[MATERIAL FOR THIS TASK]:
§

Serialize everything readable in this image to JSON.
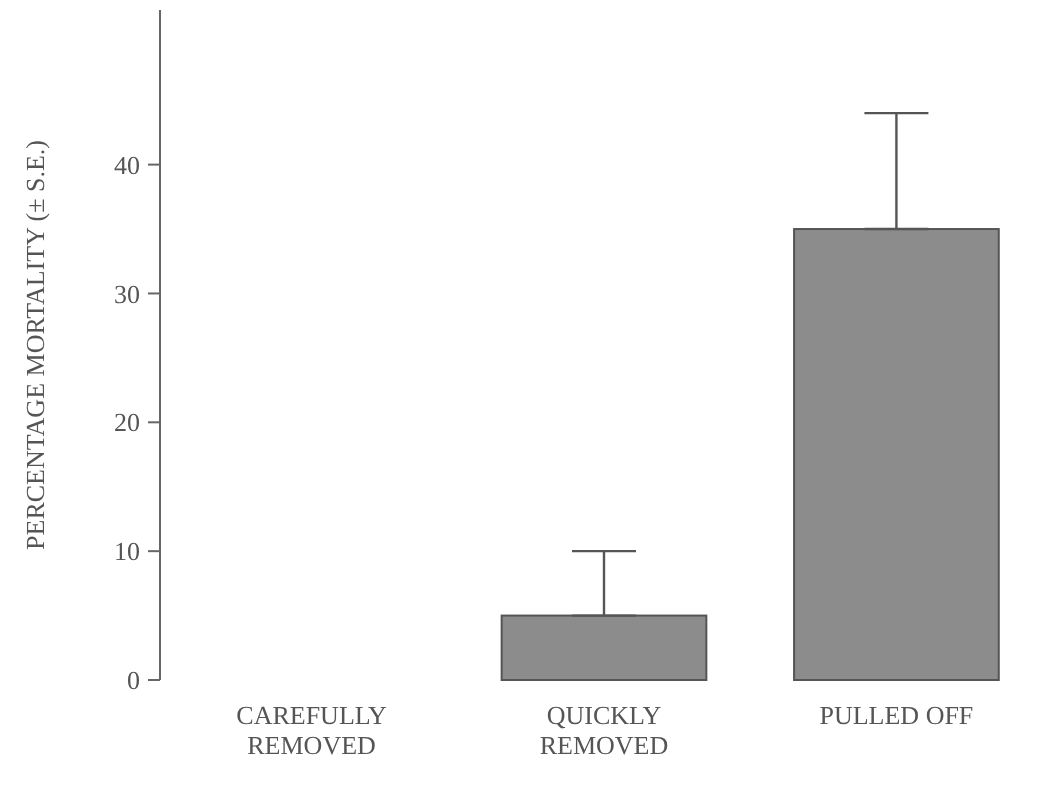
{
  "chart_data": {
    "type": "bar",
    "ylabel": "PERCENTAGE MORTALITY (± S.E.)",
    "categories": [
      "CAREFULLY REMOVED",
      "QUICKLY REMOVED",
      "PULLED OFF"
    ],
    "values": [
      0,
      5,
      35
    ],
    "errors": [
      null,
      [
        5,
        10
      ],
      [
        35,
        44
      ]
    ],
    "color": "#8c8c8c",
    "ylim": [
      0,
      52
    ],
    "yticks": [
      0,
      10,
      20,
      30,
      40
    ],
    "grid": false
  }
}
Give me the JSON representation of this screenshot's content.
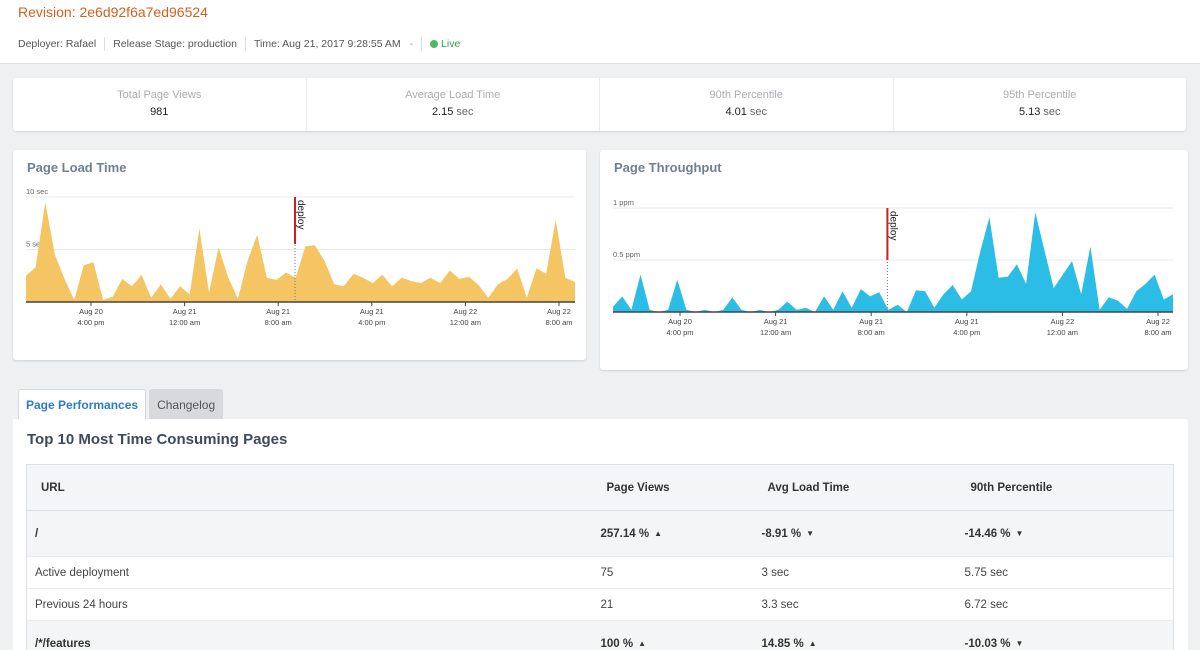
{
  "header": {
    "revision": "Revision: 2e6d92f6a7ed96524",
    "deployer": "Deployer: Rafael",
    "stage": "Release Stage: production",
    "time": "Time: Aug 21, 2017 9:28:55 AM",
    "dash": "-",
    "live": "Live"
  },
  "stats": [
    {
      "label": "Total Page Views",
      "value": "981",
      "unit": ""
    },
    {
      "label": "Average Load Time",
      "value": "2.15",
      "unit": "sec"
    },
    {
      "label": "90th Percentile",
      "value": "4.01",
      "unit": "sec"
    },
    {
      "label": "95th Percentile",
      "value": "5.13",
      "unit": "sec"
    }
  ],
  "colors": {
    "load_fill": "#f5c563",
    "throughput_fill": "#2bbde6",
    "deploy": "#cc1f1f"
  },
  "chart_data": [
    {
      "type": "area",
      "title": "Page Load Time",
      "y_ticks": [
        "10 sec",
        "5 sec"
      ],
      "x_ticks": [
        [
          "Aug 20",
          "4:00 pm"
        ],
        [
          "Aug 21",
          "12:00 am"
        ],
        [
          "Aug 21",
          "8:00 am"
        ],
        [
          "Aug 21",
          "4:00 pm"
        ],
        [
          "Aug 22",
          "12:00 am"
        ],
        [
          "Aug 22",
          "8:00 am"
        ]
      ],
      "deploy_label": "deploy",
      "deploy_at": 0.49,
      "ylim": [
        0,
        10
      ],
      "values": [
        2.5,
        3.3,
        9.5,
        4.5,
        2.2,
        0.2,
        3.5,
        3.8,
        0.2,
        0.5,
        2.2,
        1.5,
        2.6,
        0.4,
        1.7,
        0.3,
        1.5,
        0.7,
        7,
        0.9,
        5.2,
        2.3,
        0.3,
        3.9,
        6.4,
        2.3,
        2.1,
        2.8,
        2.3,
        5.3,
        5.4,
        3.9,
        1.7,
        1.5,
        2.7,
        2.3,
        1.8,
        2.6,
        1.5,
        2.3,
        2,
        1.8,
        2.3,
        1.8,
        3,
        2.2,
        2.4,
        1.6,
        0.4,
        1.7,
        2.2,
        3.2,
        0.4,
        3.2,
        2.7,
        7.8,
        2.3,
        1.9
      ]
    },
    {
      "type": "area",
      "title": "Page Throughput",
      "y_ticks": [
        "1 ppm",
        "0.5 ppm"
      ],
      "x_ticks": [
        [
          "Aug 20",
          "4:00 pm"
        ],
        [
          "Aug 21",
          "12:00 am"
        ],
        [
          "Aug 21",
          "8:00 am"
        ],
        [
          "Aug 21",
          "4:00 pm"
        ],
        [
          "Aug 22",
          "12:00 am"
        ],
        [
          "Aug 22",
          "8:00 am"
        ]
      ],
      "deploy_label": "deploy",
      "deploy_at": 0.49,
      "ylim": [
        0,
        1
      ],
      "values": [
        0.05,
        0.15,
        0.02,
        0.36,
        0.02,
        0,
        0.02,
        0.31,
        0.02,
        0,
        0.02,
        0,
        0.02,
        0.14,
        0.02,
        0,
        0.02,
        0,
        0.02,
        0.1,
        0.02,
        0.04,
        0,
        0.15,
        0.02,
        0.2,
        0.04,
        0.22,
        0.15,
        0.19,
        0.02,
        0.07,
        0,
        0.21,
        0.2,
        0.04,
        0.17,
        0.26,
        0.12,
        0.2,
        0.58,
        0.91,
        0.33,
        0.34,
        0.46,
        0.27,
        0.96,
        0.59,
        0.23,
        0.36,
        0.49,
        0.17,
        0.63,
        0.02,
        0.14,
        0.11,
        0.03,
        0.2,
        0.27,
        0.36,
        0.12,
        0.17
      ]
    }
  ],
  "tabs": [
    {
      "label": "Page Performances",
      "active": true
    },
    {
      "label": "Changelog",
      "active": false
    }
  ],
  "panel": {
    "title": "Top 10 Most Time Consuming Pages",
    "columns": [
      "URL",
      "Page Views",
      "Avg Load Time",
      "90th Percentile"
    ],
    "rows": [
      {
        "type": "group",
        "cells": [
          "/",
          "257.14 %",
          "-8.91 %",
          "-14.46 %"
        ],
        "trend": [
          "",
          "up-good",
          "down-good",
          "down-good"
        ]
      },
      {
        "type": "sub",
        "cells": [
          "Active deployment",
          "75",
          "3 sec",
          "5.75 sec"
        ]
      },
      {
        "type": "sub",
        "cells": [
          "Previous 24 hours",
          "21",
          "3.3 sec",
          "6.72 sec"
        ]
      },
      {
        "type": "group",
        "cells": [
          "/*/features",
          "100 %",
          "14.85 %",
          "-10.03 %"
        ],
        "trend": [
          "",
          "up-good",
          "up-bad",
          "down-good"
        ]
      }
    ]
  }
}
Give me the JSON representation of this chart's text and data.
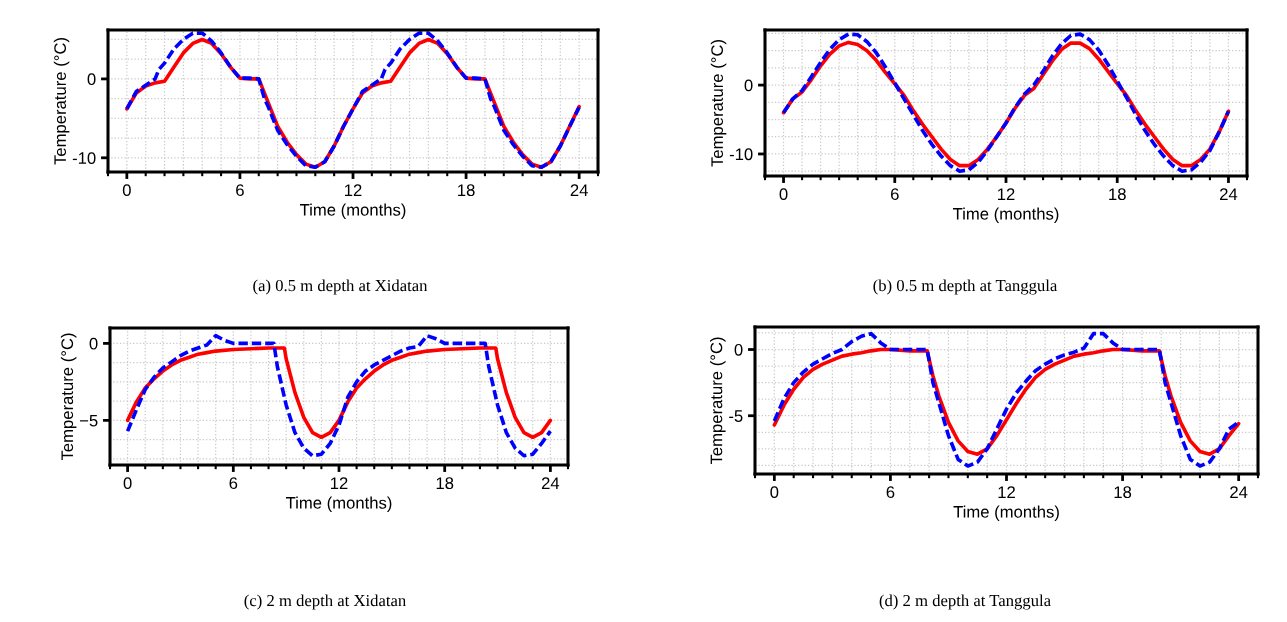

§

[PROBLEM REQUIREMENTS]: Return every line of the records exactly as given, pictures excluded.

[COMPLETED TASK]:
Serialize everything readable in this image to JSON.
{
  "chart_data": {
    "type": "bar",
    "ylabel": "PERCENTAGE MORTALITY (± S.E.)",
    "categories": [
      "CAREFULLY REMOVED",
      "QUICKLY REMOVED",
      "PULLED OFF"
    ],
    "values": [
      0,
      5,
      35
    ],
    "errors": [
      null,
      [
        5,
        10
      ],
      [
        35,
        44
      ]
    ],
    "color": "#8c8c8c",
    "ylim": [
      0,
      52
    ],
    "yticks": [
      0,
      10,
      20,
      30,
      40
    ],
    "grid": false
  }
}
Give me the JSON representation of this screenshot's content.
{
  "header": {
    "revision": "Revision: 2e6d92f6a7ed96524",
    "deployer": "Deployer: Rafael",
    "stage": "Release Stage: production",
    "time": "Time: Aug 21, 2017 9:28:55 AM",
    "dash": "-",
    "live": "Live"
  },
  "stats": [
    {
      "label": "Total Page Views",
      "value": "981",
      "unit": ""
    },
    {
      "label": "Average Load Time",
      "value": "2.15",
      "unit": "sec"
    },
    {
      "label": "90th Percentile",
      "value": "4.01",
      "unit": "sec"
    },
    {
      "label": "95th Percentile",
      "value": "5.13",
      "unit": "sec"
    }
  ],
  "colors": {
    "load_fill": "#f5c563",
    "throughput_fill": "#2bbde6",
    "deploy": "#cc1f1f"
  },
  "chart_data": [
    {
      "type": "area",
      "title": "Page Load Time",
      "y_ticks": [
        "10 sec",
        "5 sec"
      ],
      "x_ticks": [
        [
          "Aug 20",
          "4:00 pm"
        ],
        [
          "Aug 21",
          "12:00 am"
        ],
        [
          "Aug 21",
          "8:00 am"
        ],
        [
          "Aug 21",
          "4:00 pm"
        ],
        [
          "Aug 22",
          "12:00 am"
        ],
        [
          "Aug 22",
          "8:00 am"
        ]
      ],
      "deploy_label": "deploy",
      "deploy_at": 0.49,
      "ylim": [
        0,
        10
      ],
      "values": [
        2.5,
        3.3,
        9.5,
        4.5,
        2.2,
        0.2,
        3.5,
        3.8,
        0.2,
        0.5,
        2.2,
        1.5,
        2.6,
        0.4,
        1.7,
        0.3,
        1.5,
        0.7,
        7,
        0.9,
        5.2,
        2.3,
        0.3,
        3.9,
        6.4,
        2.3,
        2.1,
        2.8,
        2.3,
        5.3,
        5.4,
        3.9,
        1.7,
        1.5,
        2.7,
        2.3,
        1.8,
        2.6,
        1.5,
        2.3,
        2,
        1.8,
        2.3,
        1.8,
        3,
        2.2,
        2.4,
        1.6,
        0.4,
        1.7,
        2.2,
        3.2,
        0.4,
        3.2,
        2.7,
        7.8,
        2.3,
        1.9
      ]
    },
    {
      "type": "area",
      "title": "Page Throughput",
      "y_ticks": [
        "1 ppm",
        "0.5 ppm"
      ],
      "x_ticks": [
        [
          "Aug 20",
          "4:00 pm"
        ],
        [
          "Aug 21",
          "12:00 am"
        ],
        [
          "Aug 21",
          "8:00 am"
        ],
        [
          "Aug 21",
          "4:00 pm"
        ],
        [
          "Aug 22",
          "12:00 am"
        ],
        [
          "Aug 22",
          "8:00 am"
        ]
      ],
      "deploy_label": "deploy",
      "deploy_at": 0.49,
      "ylim": [
        0,
        1
      ],
      "values": [
        0.05,
        0.15,
        0.02,
        0.36,
        0.02,
        0,
        0.02,
        0.31,
        0.02,
        0,
        0.02,
        0,
        0.02,
        0.14,
        0.02,
        0,
        0.02,
        0,
        0.02,
        0.1,
        0.02,
        0.04,
        0,
        0.15,
        0.02,
        0.2,
        0.04,
        0.22,
        0.15,
        0.19,
        0.02,
        0.07,
        0,
        0.21,
        0.2,
        0.04,
        0.17,
        0.26,
        0.12,
        0.2,
        0.58,
        0.91,
        0.33,
        0.34,
        0.46,
        0.27,
        0.96,
        0.59,
        0.23,
        0.36,
        0.49,
        0.17,
        0.63,
        0.02,
        0.14,
        0.11,
        0.03,
        0.2,
        0.27,
        0.36,
        0.12,
        0.17
      ]
    }
  ],
  "tabs": [
    {
      "label": "Page Performances",
      "active": true
    },
    {
      "label": "Changelog",
      "active": false
    }
  ],
  "panel": {
    "title": "Top 10 Most Time Consuming Pages",
    "columns": [
      "URL",
      "Page Views",
      "Avg Load Time",
      "90th Percentile"
    ],
    "rows": [
      {
        "type": "group",
        "cells": [
          "/",
          "257.14 %",
          "-8.91 %",
          "-14.46 %"
        ],
        "trend": [
          "",
          "up-good",
          "down-good",
          "down-good"
        ]
      },
      {
        "type": "sub",
        "cells": [
          "Active deployment",
          "75",
          "3 sec",
          "5.75 sec"
        ]
      },
      {
        "type": "sub",
        "cells": [
          "Previous 24 hours",
          "21",
          "3.3 sec",
          "6.72 sec"
        ]
      },
      {
        "type": "group",
        "cells": [
          "/*/features",
          "100 %",
          "14.85 %",
          "-10.03 %"
        ],
        "trend": [
          "",
          "up-good",
          "up-bad",
          "down-good"
        ]
      }
    ]
  }
}
Give me the JSON representation of this chart's text and data.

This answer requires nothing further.